▶ [Problem requirements] Print the listing below in its entirety, character for character.

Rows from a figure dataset
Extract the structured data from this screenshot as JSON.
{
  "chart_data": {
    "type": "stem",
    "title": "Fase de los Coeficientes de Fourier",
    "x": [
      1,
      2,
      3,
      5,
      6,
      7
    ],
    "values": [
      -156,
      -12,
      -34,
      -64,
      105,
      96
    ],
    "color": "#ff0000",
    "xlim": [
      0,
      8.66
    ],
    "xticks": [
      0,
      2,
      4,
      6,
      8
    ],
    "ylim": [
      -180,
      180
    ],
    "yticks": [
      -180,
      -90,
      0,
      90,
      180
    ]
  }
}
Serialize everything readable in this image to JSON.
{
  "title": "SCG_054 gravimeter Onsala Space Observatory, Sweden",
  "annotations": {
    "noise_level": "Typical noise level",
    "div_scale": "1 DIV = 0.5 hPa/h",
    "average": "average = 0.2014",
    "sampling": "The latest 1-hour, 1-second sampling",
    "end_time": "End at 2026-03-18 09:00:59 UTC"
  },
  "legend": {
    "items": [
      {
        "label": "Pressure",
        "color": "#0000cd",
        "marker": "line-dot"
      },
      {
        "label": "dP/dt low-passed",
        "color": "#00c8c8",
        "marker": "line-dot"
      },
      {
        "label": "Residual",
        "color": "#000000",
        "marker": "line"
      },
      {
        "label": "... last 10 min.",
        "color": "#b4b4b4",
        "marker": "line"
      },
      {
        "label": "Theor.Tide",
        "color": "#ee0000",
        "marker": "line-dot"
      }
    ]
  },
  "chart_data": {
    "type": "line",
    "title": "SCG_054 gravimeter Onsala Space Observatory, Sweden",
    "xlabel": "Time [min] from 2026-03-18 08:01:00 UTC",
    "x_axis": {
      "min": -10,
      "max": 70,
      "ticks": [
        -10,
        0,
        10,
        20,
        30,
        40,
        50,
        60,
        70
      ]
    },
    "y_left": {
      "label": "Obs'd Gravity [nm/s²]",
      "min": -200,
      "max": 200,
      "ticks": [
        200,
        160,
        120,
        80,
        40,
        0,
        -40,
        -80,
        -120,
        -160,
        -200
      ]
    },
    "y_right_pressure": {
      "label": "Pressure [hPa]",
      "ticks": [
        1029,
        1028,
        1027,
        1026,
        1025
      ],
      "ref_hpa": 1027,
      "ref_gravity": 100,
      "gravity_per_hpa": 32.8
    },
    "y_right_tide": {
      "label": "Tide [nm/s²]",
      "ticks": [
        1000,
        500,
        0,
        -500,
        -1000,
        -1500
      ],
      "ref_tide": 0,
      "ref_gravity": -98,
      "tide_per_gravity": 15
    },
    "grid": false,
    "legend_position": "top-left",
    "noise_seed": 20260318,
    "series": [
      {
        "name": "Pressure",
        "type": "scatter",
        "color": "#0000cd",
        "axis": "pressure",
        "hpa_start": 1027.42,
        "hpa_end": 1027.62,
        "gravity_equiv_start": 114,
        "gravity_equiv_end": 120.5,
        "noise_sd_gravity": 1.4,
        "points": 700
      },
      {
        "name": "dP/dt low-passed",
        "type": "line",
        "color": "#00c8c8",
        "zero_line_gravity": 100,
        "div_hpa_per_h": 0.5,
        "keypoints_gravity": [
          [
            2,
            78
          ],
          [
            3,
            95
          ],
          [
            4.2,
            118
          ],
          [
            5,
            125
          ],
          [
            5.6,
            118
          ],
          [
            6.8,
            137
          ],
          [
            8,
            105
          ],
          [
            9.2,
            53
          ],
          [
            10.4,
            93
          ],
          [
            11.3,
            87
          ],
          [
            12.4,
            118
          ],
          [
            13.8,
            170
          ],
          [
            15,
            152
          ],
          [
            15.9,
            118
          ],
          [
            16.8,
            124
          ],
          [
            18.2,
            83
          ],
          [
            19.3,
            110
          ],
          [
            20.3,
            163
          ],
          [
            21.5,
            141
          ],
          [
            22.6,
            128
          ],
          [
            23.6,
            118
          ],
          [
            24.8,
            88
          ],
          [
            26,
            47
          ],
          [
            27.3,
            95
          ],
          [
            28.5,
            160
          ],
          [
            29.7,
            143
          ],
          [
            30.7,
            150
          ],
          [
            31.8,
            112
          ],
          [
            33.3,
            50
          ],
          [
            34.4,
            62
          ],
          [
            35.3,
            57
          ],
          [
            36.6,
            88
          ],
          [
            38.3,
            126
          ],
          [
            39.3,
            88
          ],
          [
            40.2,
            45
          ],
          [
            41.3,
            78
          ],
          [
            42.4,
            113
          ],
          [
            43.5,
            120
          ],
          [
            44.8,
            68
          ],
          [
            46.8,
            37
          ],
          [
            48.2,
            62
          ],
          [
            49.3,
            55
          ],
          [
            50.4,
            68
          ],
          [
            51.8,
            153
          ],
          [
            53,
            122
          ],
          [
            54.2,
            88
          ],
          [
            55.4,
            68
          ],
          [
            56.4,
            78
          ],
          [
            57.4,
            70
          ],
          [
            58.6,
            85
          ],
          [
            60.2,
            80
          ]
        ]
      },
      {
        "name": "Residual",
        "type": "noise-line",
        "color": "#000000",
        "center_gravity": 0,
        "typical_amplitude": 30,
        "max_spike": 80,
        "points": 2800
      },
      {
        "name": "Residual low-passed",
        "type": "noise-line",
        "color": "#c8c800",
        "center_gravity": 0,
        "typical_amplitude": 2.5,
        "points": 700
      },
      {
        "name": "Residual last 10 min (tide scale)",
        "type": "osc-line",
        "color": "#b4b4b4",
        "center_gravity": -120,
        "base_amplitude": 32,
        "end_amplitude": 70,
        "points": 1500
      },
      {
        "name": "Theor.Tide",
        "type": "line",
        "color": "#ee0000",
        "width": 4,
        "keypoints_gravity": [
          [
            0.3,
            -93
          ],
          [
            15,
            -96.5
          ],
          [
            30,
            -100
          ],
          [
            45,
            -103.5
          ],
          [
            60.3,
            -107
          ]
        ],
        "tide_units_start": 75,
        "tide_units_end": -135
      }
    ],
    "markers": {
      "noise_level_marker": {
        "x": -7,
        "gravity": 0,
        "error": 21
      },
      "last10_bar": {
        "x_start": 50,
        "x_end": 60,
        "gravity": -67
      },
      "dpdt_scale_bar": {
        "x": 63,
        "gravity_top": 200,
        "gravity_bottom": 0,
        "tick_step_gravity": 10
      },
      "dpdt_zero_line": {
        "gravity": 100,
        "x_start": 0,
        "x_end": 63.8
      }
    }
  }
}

▶ [Task solution]
Extract the structured data from this screenshot as JSON.
{
  "chart_data": {
    "type": "stem",
    "title": "Fase de los Coeficientes de Fourier",
    "x": [
      1,
      2,
      3,
      5,
      6,
      7
    ],
    "values": [
      -156,
      -12,
      -34,
      -64,
      105,
      96
    ],
    "color": "#ff0000",
    "xlim": [
      0,
      8.66
    ],
    "xticks": [
      0,
      2,
      4,
      6,
      8
    ],
    "ylim": [
      -180,
      180
    ],
    "yticks": [
      -180,
      -90,
      0,
      90,
      180
    ]
  }
}
Serialize everything readable in this image to JSON.
{
  "title": "SCG_054 gravimeter Onsala Space Observatory, Sweden",
  "annotations": {
    "noise_level": "Typical noise level",
    "div_scale": "1 DIV = 0.5 hPa/h",
    "average": "average = 0.2014",
    "sampling": "The latest 1-hour, 1-second sampling",
    "end_time": "End at 2026-03-18 09:00:59 UTC"
  },
  "legend": {
    "items": [
      {
        "label": "Pressure",
        "color": "#0000cd",
        "marker": "line-dot"
      },
      {
        "label": "dP/dt low-passed",
        "color": "#00c8c8",
        "marker": "line-dot"
      },
      {
        "label": "Residual",
        "color": "#000000",
        "marker": "line"
      },
      {
        "label": "... last 10 min.",
        "color": "#b4b4b4",
        "marker": "line"
      },
      {
        "label": "Theor.Tide",
        "color": "#ee0000",
        "marker": "line-dot"
      }
    ]
  },
  "chart_data": {
    "type": "line",
    "title": "SCG_054 gravimeter Onsala Space Observatory, Sweden",
    "xlabel": "Time [min] from 2026-03-18 08:01:00 UTC",
    "x_axis": {
      "min": -10,
      "max": 70,
      "ticks": [
        -10,
        0,
        10,
        20,
        30,
        40,
        50,
        60,
        70
      ]
    },
    "y_left": {
      "label": "Obs'd Gravity [nm/s²]",
      "min": -200,
      "max": 200,
      "ticks": [
        200,
        160,
        120,
        80,
        40,
        0,
        -40,
        -80,
        -120,
        -160,
        -200
      ]
    },
    "y_right_pressure": {
      "label": "Pressure [hPa]",
      "ticks": [
        1029,
        1028,
        1027,
        1026,
        1025
      ],
      "ref_hpa": 1027,
      "ref_gravity": 100,
      "gravity_per_hpa": 32.8
    },
    "y_right_tide": {
      "label": "Tide [nm/s²]",
      "ticks": [
        1000,
        500,
        0,
        -500,
        -1000,
        -1500
      ],
      "ref_tide": 0,
      "ref_gravity": -98,
      "tide_per_gravity": 15
    },
    "grid": false,
    "legend_position": "top-left",
    "noise_seed": 20260318,
    "series": [
      {
        "name": "Pressure",
        "type": "scatter",
        "color": "#0000cd",
        "axis": "pressure",
        "hpa_start": 1027.42,
        "hpa_end": 1027.62,
        "gravity_equiv_start": 114,
        "gravity_equiv_end": 120.5,
        "noise_sd_gravity": 1.4,
        "points": 700
      },
      {
        "name": "dP/dt low-passed",
        "type": "line",
        "color": "#00c8c8",
        "zero_line_gravity": 100,
        "div_hpa_per_h": 0.5,
        "keypoints_gravity": [
          [
            2,
            78
          ],
          [
            3,
            95
          ],
          [
            4.2,
            118
          ],
          [
            5,
            125
          ],
          [
            5.6,
            118
          ],
          [
            6.8,
            137
          ],
          [
            8,
            105
          ],
          [
            9.2,
            53
          ],
          [
            10.4,
            93
          ],
          [
            11.3,
            87
          ],
          [
            12.4,
            118
          ],
          [
            13.8,
            170
          ],
          [
            15,
            152
          ],
          [
            15.9,
            118
          ],
          [
            16.8,
            124
          ],
          [
            18.2,
            83
          ],
          [
            19.3,
            110
          ],
          [
            20.3,
            163
          ],
          [
            21.5,
            141
          ],
          [
            22.6,
            128
          ],
          [
            23.6,
            118
          ],
          [
            24.8,
            88
          ],
          [
            26,
            47
          ],
          [
            27.3,
            95
          ],
          [
            28.5,
            160
          ],
          [
            29.7,
            143
          ],
          [
            30.7,
            150
          ],
          [
            31.8,
            112
          ],
          [
            33.3,
            50
          ],
          [
            34.4,
            62
          ],
          [
            35.3,
            57
          ],
          [
            36.6,
            88
          ],
          [
            38.3,
            126
          ],
          [
            39.3,
            88
          ],
          [
            40.2,
            45
          ],
          [
            41.3,
            78
          ],
          [
            42.4,
            113
          ],
          [
            43.5,
            120
          ],
          [
            44.8,
            68
          ],
          [
            46.8,
            37
          ],
          [
            48.2,
            62
          ],
          [
            49.3,
            55
          ],
          [
            50.4,
            68
          ],
          [
            51.8,
            153
          ],
          [
            53,
            122
          ],
          [
            54.2,
            88
          ],
          [
            55.4,
            68
          ],
          [
            56.4,
            78
          ],
          [
            57.4,
            70
          ],
          [
            58.6,
            85
          ],
          [
            60.2,
            80
          ]
        ]
      },
      {
        "name": "Residual",
        "type": "noise-line",
        "color": "#000000",
        "center_gravity": 0,
        "typical_amplitude": 30,
        "max_spike": 80,
        "points": 2800
      },
      {
        "name": "Residual low-passed",
        "type": "noise-line",
        "color": "#c8c800",
        "center_gravity": 0,
        "typical_amplitude": 2.5,
        "points": 700
      },
      {
        "name": "Residual last 10 min (tide scale)",
        "type": "osc-line",
        "color": "#b4b4b4",
        "center_gravity": -120,
        "base_amplitude": 32,
        "end_amplitude": 70,
        "points": 1500
      },
      {
        "name": "Theor.Tide",
        "type": "line",
        "color": "#ee0000",
        "width": 4,
        "keypoints_gravity": [
          [
            0.3,
            -93
          ],
          [
            15,
            -96.5
          ],
          [
            30,
            -100
          ],
          [
            45,
            -103.5
          ],
          [
            60.3,
            -107
          ]
        ],
        "tide_units_start": 75,
        "tide_units_end": -135
      }
    ],
    "markers": {
      "noise_level_marker": {
        "x": -7,
        "gravity": 0,
        "error": 21
      },
      "last10_bar": {
        "x_start": 50,
        "x_end": 60,
        "gravity": -67
      },
      "dpdt_scale_bar": {
        "x": 63,
        "gravity_top": 200,
        "gravity_bottom": 0,
        "tick_step_gravity": 10
      },
      "dpdt_zero_line": {
        "gravity": 100,
        "x_start": 0,
        "x_end": 63.8
      }
    }
  }
}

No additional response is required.